* BEGIN *

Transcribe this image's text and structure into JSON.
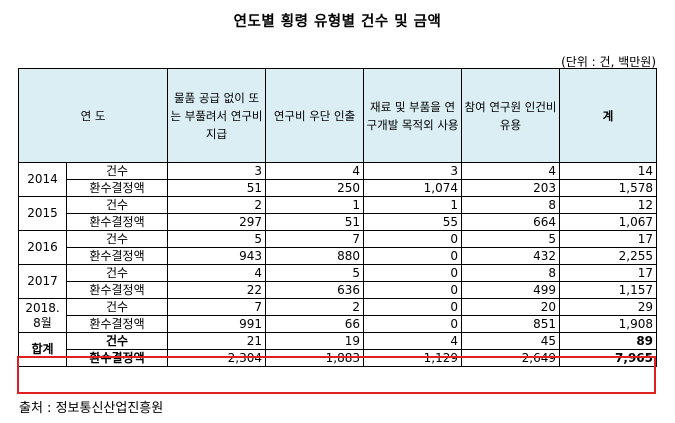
{
  "title": "연도별 횡령 유형별 건수 및 금액",
  "unit": "(단위 : 건, 백만원)",
  "headers": {
    "year": "연 도",
    "col1": "물품 공급 없이 또는 부풀려서 연구비 지급",
    "col2": "연구비 우단 인출",
    "col3": "재료 및 부품을 연구개발 목적외 사용",
    "col4": "참여 연구원 인건비 유용",
    "total": "계"
  },
  "rows": [
    {
      "year": "2014",
      "count_label": "건수",
      "count": [
        "3",
        "4",
        "3",
        "4",
        "14"
      ],
      "amount_label": "환수결정액",
      "amount": [
        "51",
        "250",
        "1,074",
        "203",
        "1,578"
      ]
    },
    {
      "year": "2015",
      "count_label": "건수",
      "count": [
        "2",
        "1",
        "1",
        "8",
        "12"
      ],
      "amount_label": "환수결정액",
      "amount": [
        "297",
        "51",
        "55",
        "664",
        "1,067"
      ]
    },
    {
      "year": "2016",
      "count_label": "건수",
      "count": [
        "5",
        "7",
        "0",
        "5",
        "17"
      ],
      "amount_label": "환수결정액",
      "amount": [
        "943",
        "880",
        "0",
        "432",
        "2,255"
      ]
    },
    {
      "year": "2017",
      "count_label": "건수",
      "count": [
        "4",
        "5",
        "0",
        "8",
        "17"
      ],
      "amount_label": "환수결정액",
      "amount": [
        "22",
        "636",
        "0",
        "499",
        "1,157"
      ]
    },
    {
      "year": "2018. 8월",
      "count_label": "건수",
      "count": [
        "7",
        "2",
        "0",
        "20",
        "29"
      ],
      "amount_label": "환수결정액",
      "amount": [
        "991",
        "66",
        "0",
        "851",
        "1,908"
      ]
    },
    {
      "year": "합계",
      "count_label": "건수",
      "count": [
        "21",
        "19",
        "4",
        "45",
        "89"
      ],
      "amount_label": "환수결정액",
      "amount": [
        "2,304",
        "1,883",
        "1,129",
        "2,649",
        "7,965"
      ]
    }
  ],
  "source": "출처 : 정보통신산업진흥원",
  "colors": {
    "header_bg": "#daeef3",
    "highlight_border": "#e02020"
  }
}
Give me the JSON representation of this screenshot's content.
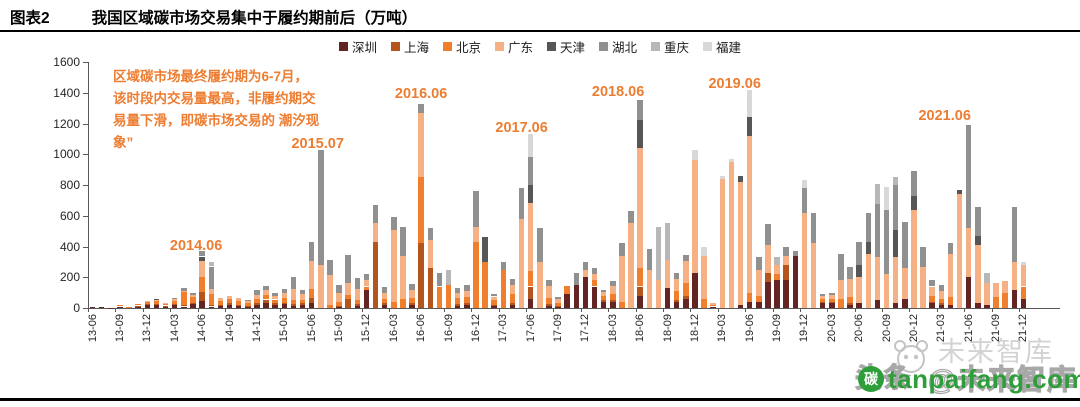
{
  "header": {
    "figure_label": "图表2",
    "title": "我国区域碳市场交易集中于履约期前后（万吨）"
  },
  "annotation_box": {
    "text": "区域碳市场最终履约期为6-7月，该时段内交易量最高，非履约期交易量下滑，即碳市场交易的 潮汐现象”",
    "color": "#ED7D31"
  },
  "chart_data": {
    "type": "bar",
    "stacked": true,
    "title": "我国区域碳市场交易集中于履约期前后（万吨）",
    "ylabel": "万吨",
    "ylim": [
      0,
      1600
    ],
    "yticks": [
      0,
      200,
      400,
      600,
      800,
      1000,
      1200,
      1400,
      1600
    ],
    "grid": false,
    "legend_position": "top",
    "x_label_every": 3,
    "months": [
      "13-06",
      "13-07",
      "13-08",
      "13-09",
      "13-10",
      "13-11",
      "13-12",
      "14-01",
      "14-02",
      "14-03",
      "14-04",
      "14-05",
      "14-06",
      "14-07",
      "14-08",
      "14-09",
      "14-10",
      "14-11",
      "14-12",
      "15-01",
      "15-02",
      "15-03",
      "15-04",
      "15-05",
      "15-06",
      "15-07",
      "15-08",
      "15-09",
      "15-10",
      "15-11",
      "15-12",
      "16-01",
      "16-02",
      "16-03",
      "16-04",
      "16-05",
      "16-06",
      "16-07",
      "16-08",
      "16-09",
      "16-10",
      "16-11",
      "16-12",
      "17-01",
      "17-02",
      "17-03",
      "17-04",
      "17-05",
      "17-06",
      "17-07",
      "17-08",
      "17-09",
      "17-10",
      "17-11",
      "17-12",
      "18-01",
      "18-02",
      "18-03",
      "18-04",
      "18-05",
      "18-06",
      "18-07",
      "18-08",
      "18-09",
      "18-10",
      "18-11",
      "18-12",
      "19-01",
      "19-02",
      "19-03",
      "19-04",
      "19-05",
      "19-06",
      "19-07",
      "19-08",
      "19-09",
      "19-10",
      "19-11",
      "19-12",
      "20-01",
      "20-02",
      "20-03",
      "20-04",
      "20-05",
      "20-06",
      "20-07",
      "20-08",
      "20-09",
      "20-10",
      "20-11",
      "20-12",
      "21-01",
      "21-02",
      "21-03",
      "21-04",
      "21-05",
      "21-06",
      "21-07",
      "21-08",
      "21-09",
      "21-10",
      "21-11",
      "21-12"
    ],
    "series": [
      {
        "key": "shenzhen",
        "name": "深圳",
        "color": "#632523",
        "values": [
          8,
          4,
          3,
          10,
          4,
          12,
          18,
          20,
          12,
          20,
          10,
          25,
          45,
          10,
          15,
          20,
          15,
          10,
          20,
          30,
          20,
          25,
          15,
          20,
          35,
          0,
          0,
          10,
          0,
          15,
          120,
          0,
          20,
          0,
          0,
          20,
          0,
          0,
          0,
          0,
          15,
          20,
          0,
          0,
          15,
          0,
          20,
          0,
          60,
          0,
          15,
          10,
          90,
          150,
          200,
          140,
          40,
          40,
          0,
          0,
          80,
          0,
          0,
          130,
          40,
          60,
          230,
          0,
          10,
          0,
          0,
          20,
          40,
          40,
          170,
          180,
          180,
          340,
          0,
          0,
          30,
          30,
          0,
          20,
          30,
          0,
          50,
          0,
          30,
          60,
          0,
          0,
          30,
          20,
          20,
          0,
          200,
          30,
          20,
          0,
          0,
          120,
          60
        ]
      },
      {
        "key": "shanghai",
        "name": "上海",
        "color": "#B4551D",
        "values": [
          0,
          0,
          0,
          0,
          0,
          4,
          6,
          8,
          4,
          6,
          8,
          10,
          60,
          10,
          5,
          10,
          5,
          5,
          10,
          25,
          10,
          10,
          10,
          10,
          30,
          0,
          0,
          5,
          60,
          10,
          0,
          430,
          10,
          0,
          0,
          10,
          420,
          260,
          0,
          0,
          10,
          10,
          0,
          0,
          5,
          0,
          10,
          0,
          80,
          0,
          10,
          5,
          0,
          0,
          0,
          0,
          10,
          10,
          0,
          0,
          60,
          0,
          0,
          0,
          10,
          20,
          0,
          0,
          0,
          0,
          0,
          0,
          0,
          0,
          60,
          0,
          100,
          0,
          0,
          0,
          10,
          10,
          0,
          10,
          0,
          0,
          0,
          0,
          0,
          0,
          0,
          0,
          10,
          10,
          0,
          0,
          0,
          0,
          0,
          0,
          0,
          0,
          0
        ]
      },
      {
        "key": "beijing",
        "name": "北京",
        "color": "#F07E2D",
        "values": [
          0,
          0,
          0,
          8,
          2,
          8,
          14,
          16,
          12,
          22,
          85,
          35,
          95,
          70,
          25,
          30,
          25,
          20,
          30,
          30,
          25,
          30,
          25,
          25,
          60,
          0,
          20,
          25,
          25,
          30,
          20,
          0,
          30,
          40,
          60,
          35,
          430,
          0,
          140,
          150,
          40,
          40,
          430,
          300,
          30,
          250,
          60,
          0,
          100,
          0,
          40,
          20,
          55,
          0,
          0,
          40,
          30,
          40,
          40,
          0,
          120,
          0,
          0,
          0,
          60,
          80,
          0,
          60,
          10,
          0,
          0,
          0,
          60,
          40,
          0,
          40,
          0,
          0,
          0,
          0,
          20,
          20,
          60,
          40,
          0,
          0,
          0,
          0,
          0,
          0,
          0,
          0,
          40,
          30,
          50,
          0,
          0,
          0,
          0,
          70,
          100,
          0,
          80
        ]
      },
      {
        "key": "guangdong",
        "name": "广东",
        "color": "#F5B183",
        "values": [
          0,
          0,
          0,
          0,
          0,
          0,
          8,
          8,
          6,
          8,
          10,
          15,
          105,
          35,
          20,
          20,
          20,
          15,
          25,
          30,
          25,
          30,
          75,
          35,
          180,
          280,
          195,
          60,
          80,
          70,
          40,
          120,
          40,
          470,
          280,
          50,
          420,
          180,
          0,
          0,
          35,
          40,
          100,
          0,
          25,
          0,
          60,
          580,
          440,
          300,
          80,
          25,
          0,
          0,
          50,
          40,
          25,
          55,
          300,
          550,
          780,
          250,
          180,
          180,
          80,
          145,
          730,
          280,
          10,
          840,
          950,
          800,
          1020,
          170,
          180,
          60,
          60,
          0,
          620,
          420,
          20,
          25,
          120,
          120,
          170,
          350,
          280,
          220,
          300,
          200,
          640,
          270,
          60,
          50,
          280,
          740,
          320,
          380,
          140,
          90,
          75,
          180,
          140
        ]
      },
      {
        "key": "tianjin",
        "name": "天津",
        "color": "#565656",
        "values": [
          0,
          0,
          0,
          0,
          0,
          0,
          0,
          4,
          0,
          0,
          0,
          0,
          30,
          0,
          0,
          0,
          0,
          0,
          0,
          0,
          0,
          0,
          0,
          0,
          0,
          0,
          0,
          0,
          0,
          0,
          0,
          0,
          0,
          0,
          0,
          0,
          0,
          0,
          0,
          0,
          0,
          0,
          0,
          160,
          0,
          0,
          0,
          0,
          120,
          0,
          0,
          0,
          0,
          0,
          0,
          0,
          0,
          0,
          0,
          0,
          180,
          0,
          0,
          0,
          0,
          0,
          0,
          0,
          0,
          0,
          0,
          40,
          120,
          0,
          0,
          0,
          0,
          0,
          0,
          0,
          0,
          0,
          0,
          0,
          80,
          80,
          0,
          0,
          180,
          0,
          90,
          0,
          0,
          0,
          0,
          30,
          0,
          60,
          0,
          0,
          0,
          0,
          0
        ]
      },
      {
        "key": "hubei",
        "name": "湖北",
        "color": "#909090",
        "values": [
          0,
          0,
          0,
          0,
          0,
          0,
          0,
          0,
          0,
          10,
          18,
          10,
          35,
          145,
          0,
          0,
          0,
          5,
          30,
          30,
          15,
          30,
          80,
          25,
          125,
          750,
          95,
          50,
          180,
          70,
          40,
          120,
          40,
          80,
          190,
          40,
          60,
          80,
          90,
          0,
          30,
          40,
          230,
          0,
          15,
          50,
          40,
          200,
          180,
          220,
          40,
          10,
          0,
          80,
          50,
          40,
          15,
          30,
          80,
          80,
          130,
          135,
          0,
          0,
          40,
          40,
          0,
          0,
          0,
          0,
          0,
          0,
          0,
          80,
          135,
          0,
          55,
          30,
          160,
          195,
          10,
          10,
          170,
          80,
          150,
          190,
          350,
          420,
          290,
          300,
          160,
          130,
          45,
          40,
          70,
          0,
          670,
          190,
          0,
          0,
          0,
          360,
          0
        ]
      },
      {
        "key": "chongqing",
        "name": "重庆",
        "color": "#B7B7B7",
        "values": [
          0,
          0,
          0,
          0,
          0,
          0,
          0,
          0,
          0,
          0,
          0,
          0,
          0,
          30,
          0,
          0,
          0,
          0,
          0,
          0,
          0,
          0,
          0,
          0,
          0,
          0,
          0,
          0,
          0,
          0,
          0,
          0,
          0,
          0,
          0,
          0,
          0,
          0,
          0,
          95,
          0,
          0,
          0,
          0,
          0,
          0,
          0,
          0,
          0,
          0,
          0,
          0,
          0,
          0,
          0,
          0,
          0,
          0,
          0,
          0,
          0,
          0,
          350,
          245,
          0,
          0,
          0,
          0,
          0,
          0,
          0,
          0,
          0,
          0,
          0,
          50,
          0,
          0,
          0,
          0,
          0,
          0,
          0,
          0,
          0,
          0,
          130,
          0,
          50,
          0,
          0,
          0,
          0,
          0,
          0,
          0,
          0,
          0,
          70,
          0,
          0,
          0,
          0
        ]
      },
      {
        "key": "fujian",
        "name": "福建",
        "color": "#D8D8D8",
        "values": [
          0,
          0,
          0,
          0,
          0,
          0,
          0,
          0,
          0,
          0,
          0,
          0,
          0,
          0,
          0,
          0,
          0,
          0,
          0,
          0,
          0,
          0,
          0,
          0,
          0,
          0,
          0,
          0,
          0,
          0,
          0,
          0,
          0,
          0,
          0,
          0,
          0,
          0,
          0,
          0,
          0,
          0,
          0,
          0,
          0,
          0,
          0,
          0,
          150,
          0,
          0,
          0,
          0,
          0,
          0,
          0,
          0,
          0,
          0,
          0,
          0,
          0,
          0,
          0,
          0,
          0,
          70,
          55,
          0,
          20,
          20,
          0,
          180,
          0,
          0,
          0,
          0,
          0,
          50,
          0,
          0,
          0,
          0,
          0,
          0,
          0,
          0,
          150,
          0,
          0,
          0,
          0,
          0,
          0,
          0,
          0,
          0,
          0,
          0,
          0,
          0,
          0,
          20
        ]
      }
    ],
    "peak_annotations": [
      {
        "text": "2014.06",
        "month_index": 12,
        "y": 238,
        "dx": -6
      },
      {
        "text": "2015.07",
        "month_index": 25,
        "y": 136,
        "dx": -3
      },
      {
        "text": "2016.06",
        "month_index": 36,
        "y": 86,
        "dx": 0
      },
      {
        "text": "2017.06",
        "month_index": 48,
        "y": 120,
        "dx": -9
      },
      {
        "text": "2018.06",
        "month_index": 60,
        "y": 84,
        "dx": -22
      },
      {
        "text": "2019.06",
        "month_index": 72,
        "y": 76,
        "dx": -15
      },
      {
        "text": "2021.06",
        "month_index": 96,
        "y": 108,
        "dx": -24
      }
    ]
  },
  "watermarks": {
    "brand_large": "未来智库",
    "overlay_left": "头条",
    "overlay_right": "@未来智库",
    "site": "tanpaifang.com",
    "site_logo_char": "碳",
    "site_color": "#2E9E3B"
  }
}
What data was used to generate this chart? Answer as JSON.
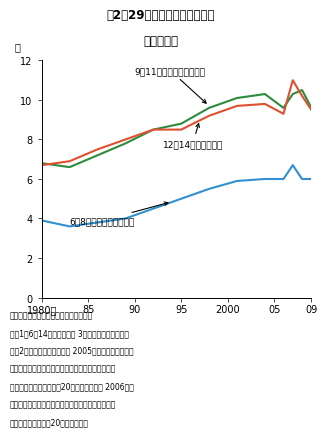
{
  "title_line1": "図2－29　肥満傾向の子どもの",
  "title_line2": "割合の推移",
  "title_bg_color": "#f2c0c0",
  "ylabel": "％",
  "ylim": [
    0,
    12
  ],
  "yticks": [
    0,
    2,
    4,
    6,
    8,
    10,
    12
  ],
  "xlim": [
    1980,
    2009
  ],
  "xticks": [
    1980,
    1985,
    1990,
    1995,
    2000,
    2005,
    2009
  ],
  "xticklabels": [
    "1980年",
    "85",
    "90",
    "95",
    "2000",
    "05",
    "09"
  ],
  "years": [
    1980,
    1983,
    1986,
    1989,
    1992,
    1995,
    1998,
    2001,
    2004,
    2006,
    2007,
    2008,
    2009
  ],
  "series_green": [
    6.8,
    6.6,
    7.2,
    7.8,
    8.5,
    8.8,
    9.6,
    10.1,
    10.3,
    9.6,
    10.3,
    10.5,
    9.6
  ],
  "series_orange": [
    6.7,
    6.9,
    7.5,
    8.0,
    8.5,
    8.5,
    9.2,
    9.7,
    9.8,
    9.3,
    11.0,
    10.2,
    9.5
  ],
  "series_blue": [
    3.9,
    3.6,
    3.8,
    4.0,
    4.5,
    5.0,
    5.5,
    5.9,
    6.0,
    6.0,
    6.7,
    6.0,
    6.0
  ],
  "color_green": "#2e8b3e",
  "color_orange": "#e05030",
  "color_blue": "#3090d0",
  "lw": 1.5,
  "label_9_11": "9～11歳（小学校高学年）",
  "label_12_14": "12～14歳（中学校）",
  "label_6_8": "6～8歳（小学校低学年）",
  "note_source": "資料：文部科学省「学校保健統計調査」",
  "note1": "注：1）6～14歳について、 3歳ごとに平均値を算出",
  "note2": "　　2）肥満傾向の基準は、 2005年までは性別・年齢",
  "note3": "　　　別に身長別平均体重を求め、その平均体重に",
  "note4": "　　　対して実測体重が20％以上の場合。 2006年か",
  "note5": "　　　らは性別・年齢別・身長別の標準体重に対し",
  "note6": "　　　て実測体重が20％以上の場合"
}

* END *

● **What this task involves**:
All lines above containing the string "未来智库" are to be collected.

● **Exercise answer**:
    "brand_large": "未来智库",
    "overlay_right": "@未来智库",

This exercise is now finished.